(Exercise instructions):
Show all lines holding the string "Enregistrer".

(Supplied data):
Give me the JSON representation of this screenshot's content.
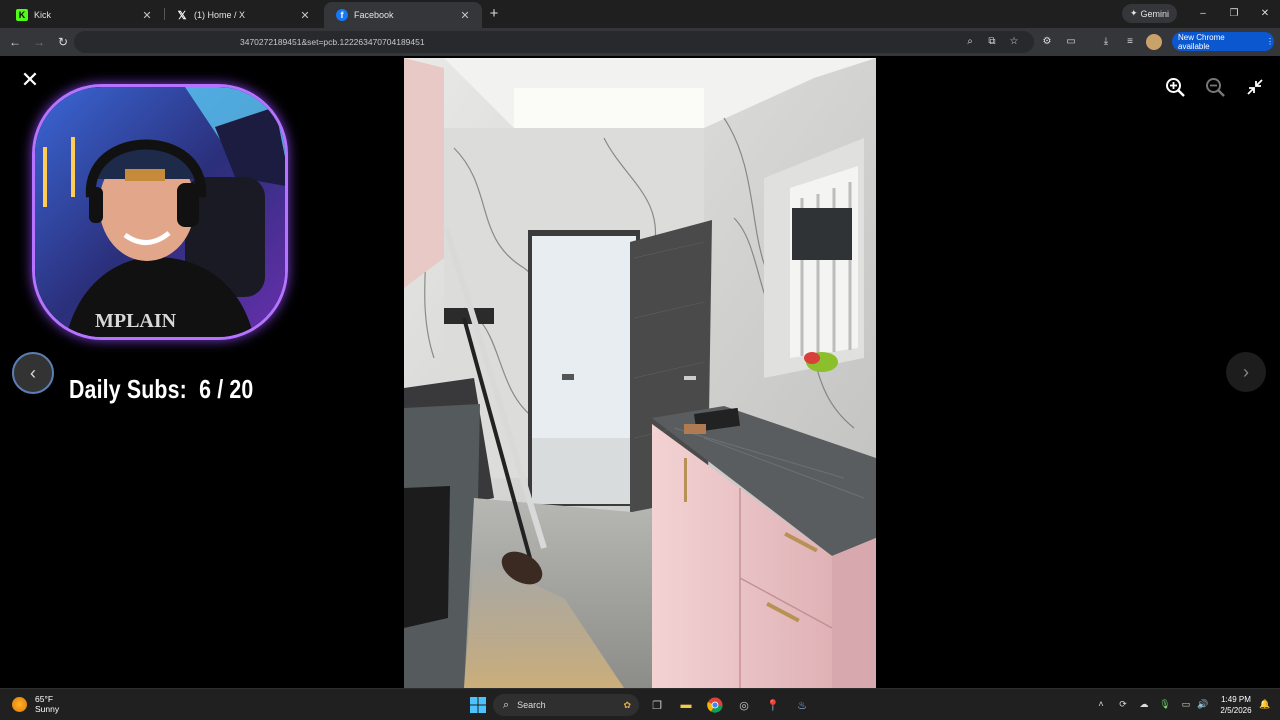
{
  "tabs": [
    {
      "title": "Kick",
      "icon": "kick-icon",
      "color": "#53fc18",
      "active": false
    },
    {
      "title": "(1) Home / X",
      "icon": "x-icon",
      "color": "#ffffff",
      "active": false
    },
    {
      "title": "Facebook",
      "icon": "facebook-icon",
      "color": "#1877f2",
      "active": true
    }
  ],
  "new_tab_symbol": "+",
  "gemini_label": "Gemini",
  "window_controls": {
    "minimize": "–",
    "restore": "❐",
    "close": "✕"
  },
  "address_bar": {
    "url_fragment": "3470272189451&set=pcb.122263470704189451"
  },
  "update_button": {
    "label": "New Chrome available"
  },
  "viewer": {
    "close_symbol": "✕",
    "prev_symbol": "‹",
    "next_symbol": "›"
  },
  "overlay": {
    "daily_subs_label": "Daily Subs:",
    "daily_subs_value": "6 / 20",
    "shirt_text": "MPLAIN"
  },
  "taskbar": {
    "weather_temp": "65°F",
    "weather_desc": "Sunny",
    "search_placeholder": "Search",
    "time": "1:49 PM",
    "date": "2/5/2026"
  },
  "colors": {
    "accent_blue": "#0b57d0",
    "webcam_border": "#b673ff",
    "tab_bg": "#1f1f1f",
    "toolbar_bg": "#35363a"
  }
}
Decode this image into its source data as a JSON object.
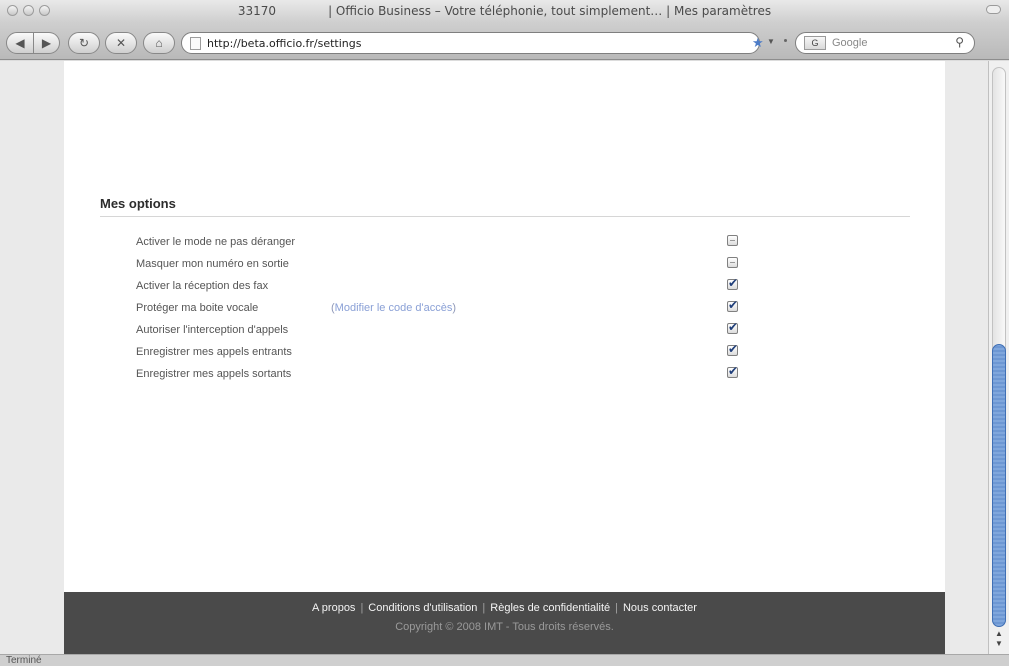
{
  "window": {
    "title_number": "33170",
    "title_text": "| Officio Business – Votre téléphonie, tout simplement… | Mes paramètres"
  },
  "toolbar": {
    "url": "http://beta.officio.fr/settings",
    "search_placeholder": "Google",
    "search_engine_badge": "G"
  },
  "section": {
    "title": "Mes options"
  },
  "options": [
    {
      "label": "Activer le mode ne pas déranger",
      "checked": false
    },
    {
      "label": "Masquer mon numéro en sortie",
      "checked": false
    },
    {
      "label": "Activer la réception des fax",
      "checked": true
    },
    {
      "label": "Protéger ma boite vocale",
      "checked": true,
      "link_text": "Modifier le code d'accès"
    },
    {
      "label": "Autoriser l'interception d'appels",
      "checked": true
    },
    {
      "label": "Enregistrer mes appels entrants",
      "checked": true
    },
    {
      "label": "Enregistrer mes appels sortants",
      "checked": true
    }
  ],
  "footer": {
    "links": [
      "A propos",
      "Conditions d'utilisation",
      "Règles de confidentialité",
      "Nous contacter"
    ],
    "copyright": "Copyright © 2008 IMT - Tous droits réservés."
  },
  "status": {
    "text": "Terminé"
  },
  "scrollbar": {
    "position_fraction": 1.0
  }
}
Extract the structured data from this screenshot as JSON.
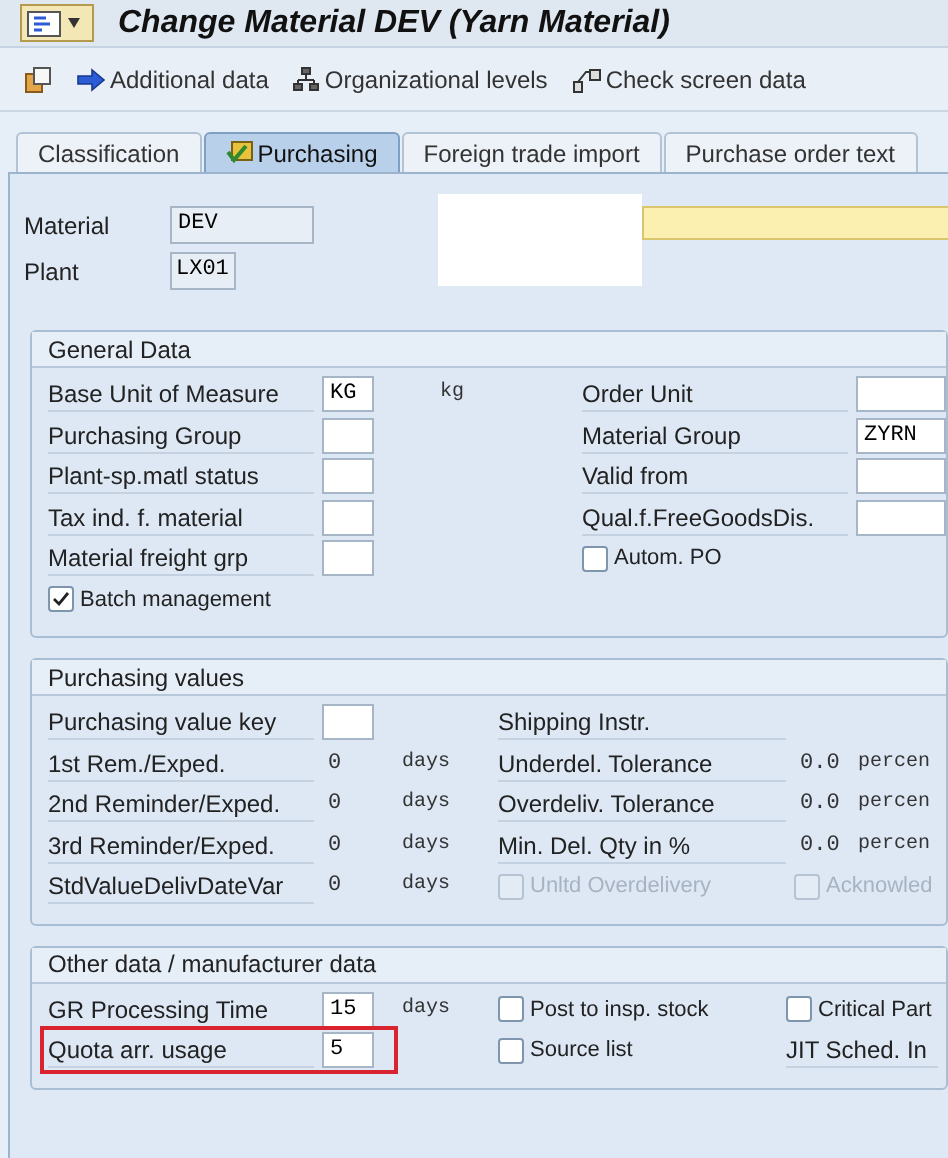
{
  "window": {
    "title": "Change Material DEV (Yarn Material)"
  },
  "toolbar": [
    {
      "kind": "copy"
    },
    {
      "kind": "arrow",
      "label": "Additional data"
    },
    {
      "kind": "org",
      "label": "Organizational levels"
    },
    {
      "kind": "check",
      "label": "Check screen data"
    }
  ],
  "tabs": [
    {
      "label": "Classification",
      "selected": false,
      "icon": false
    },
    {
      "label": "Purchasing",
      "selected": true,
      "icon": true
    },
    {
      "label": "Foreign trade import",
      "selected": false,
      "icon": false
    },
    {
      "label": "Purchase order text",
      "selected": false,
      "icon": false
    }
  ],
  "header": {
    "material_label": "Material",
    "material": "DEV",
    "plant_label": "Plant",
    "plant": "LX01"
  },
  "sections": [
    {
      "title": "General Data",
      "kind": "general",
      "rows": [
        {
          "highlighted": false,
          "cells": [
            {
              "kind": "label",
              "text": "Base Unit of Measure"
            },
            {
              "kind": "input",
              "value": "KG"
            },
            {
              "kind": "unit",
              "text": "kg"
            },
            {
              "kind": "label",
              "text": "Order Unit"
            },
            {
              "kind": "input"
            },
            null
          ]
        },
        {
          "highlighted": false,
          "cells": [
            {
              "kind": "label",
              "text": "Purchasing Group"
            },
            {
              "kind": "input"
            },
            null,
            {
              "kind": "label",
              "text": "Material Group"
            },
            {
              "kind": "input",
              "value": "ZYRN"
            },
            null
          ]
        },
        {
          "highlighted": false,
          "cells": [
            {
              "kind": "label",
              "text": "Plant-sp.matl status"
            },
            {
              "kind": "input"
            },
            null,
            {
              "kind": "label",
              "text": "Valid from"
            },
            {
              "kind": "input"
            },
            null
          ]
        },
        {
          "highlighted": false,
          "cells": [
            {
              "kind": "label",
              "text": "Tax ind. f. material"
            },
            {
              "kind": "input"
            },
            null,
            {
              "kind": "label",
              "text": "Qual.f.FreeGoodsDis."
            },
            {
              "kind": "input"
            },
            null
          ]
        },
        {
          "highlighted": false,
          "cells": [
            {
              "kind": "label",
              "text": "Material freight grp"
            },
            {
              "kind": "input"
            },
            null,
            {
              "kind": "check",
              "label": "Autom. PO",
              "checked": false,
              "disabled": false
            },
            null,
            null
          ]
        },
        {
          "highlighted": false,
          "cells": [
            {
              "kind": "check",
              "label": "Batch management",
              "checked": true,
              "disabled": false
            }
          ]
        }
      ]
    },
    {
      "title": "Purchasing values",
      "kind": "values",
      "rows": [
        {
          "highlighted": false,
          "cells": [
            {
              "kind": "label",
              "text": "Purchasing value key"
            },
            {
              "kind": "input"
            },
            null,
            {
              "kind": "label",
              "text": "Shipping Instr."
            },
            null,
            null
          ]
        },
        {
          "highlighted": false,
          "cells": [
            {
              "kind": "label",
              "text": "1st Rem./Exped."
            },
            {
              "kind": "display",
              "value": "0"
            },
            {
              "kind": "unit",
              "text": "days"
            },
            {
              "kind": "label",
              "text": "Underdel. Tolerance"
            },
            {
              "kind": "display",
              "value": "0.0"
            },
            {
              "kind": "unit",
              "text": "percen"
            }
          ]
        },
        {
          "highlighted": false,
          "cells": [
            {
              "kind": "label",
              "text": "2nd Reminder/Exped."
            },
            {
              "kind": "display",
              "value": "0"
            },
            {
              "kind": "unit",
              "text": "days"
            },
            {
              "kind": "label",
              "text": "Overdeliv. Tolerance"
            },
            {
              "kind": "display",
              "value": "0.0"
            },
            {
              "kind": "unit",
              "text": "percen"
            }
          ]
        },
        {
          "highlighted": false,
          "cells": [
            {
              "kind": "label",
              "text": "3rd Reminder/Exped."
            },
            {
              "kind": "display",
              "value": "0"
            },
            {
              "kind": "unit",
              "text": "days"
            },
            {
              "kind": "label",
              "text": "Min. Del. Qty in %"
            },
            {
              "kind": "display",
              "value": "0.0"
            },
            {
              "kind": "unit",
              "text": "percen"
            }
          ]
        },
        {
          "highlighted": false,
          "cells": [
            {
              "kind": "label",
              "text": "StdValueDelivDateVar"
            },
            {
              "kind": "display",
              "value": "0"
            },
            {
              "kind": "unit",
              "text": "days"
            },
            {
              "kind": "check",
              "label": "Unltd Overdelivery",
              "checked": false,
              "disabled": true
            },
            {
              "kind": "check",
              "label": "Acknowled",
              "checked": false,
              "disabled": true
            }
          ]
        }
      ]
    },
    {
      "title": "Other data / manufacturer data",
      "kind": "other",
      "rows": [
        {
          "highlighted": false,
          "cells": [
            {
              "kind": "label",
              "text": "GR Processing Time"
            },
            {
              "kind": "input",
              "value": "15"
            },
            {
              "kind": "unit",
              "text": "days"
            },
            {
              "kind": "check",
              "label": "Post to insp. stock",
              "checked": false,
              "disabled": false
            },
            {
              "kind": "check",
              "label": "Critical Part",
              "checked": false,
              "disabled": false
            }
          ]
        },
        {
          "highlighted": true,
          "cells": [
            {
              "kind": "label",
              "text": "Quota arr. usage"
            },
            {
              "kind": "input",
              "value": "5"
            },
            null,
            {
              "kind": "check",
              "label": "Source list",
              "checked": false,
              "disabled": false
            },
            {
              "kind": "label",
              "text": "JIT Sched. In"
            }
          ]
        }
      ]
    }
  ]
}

(Complete answer):
      "label": "Enregistrer mes appels entrants",
      "label": "Enregistrer mes appels sortants",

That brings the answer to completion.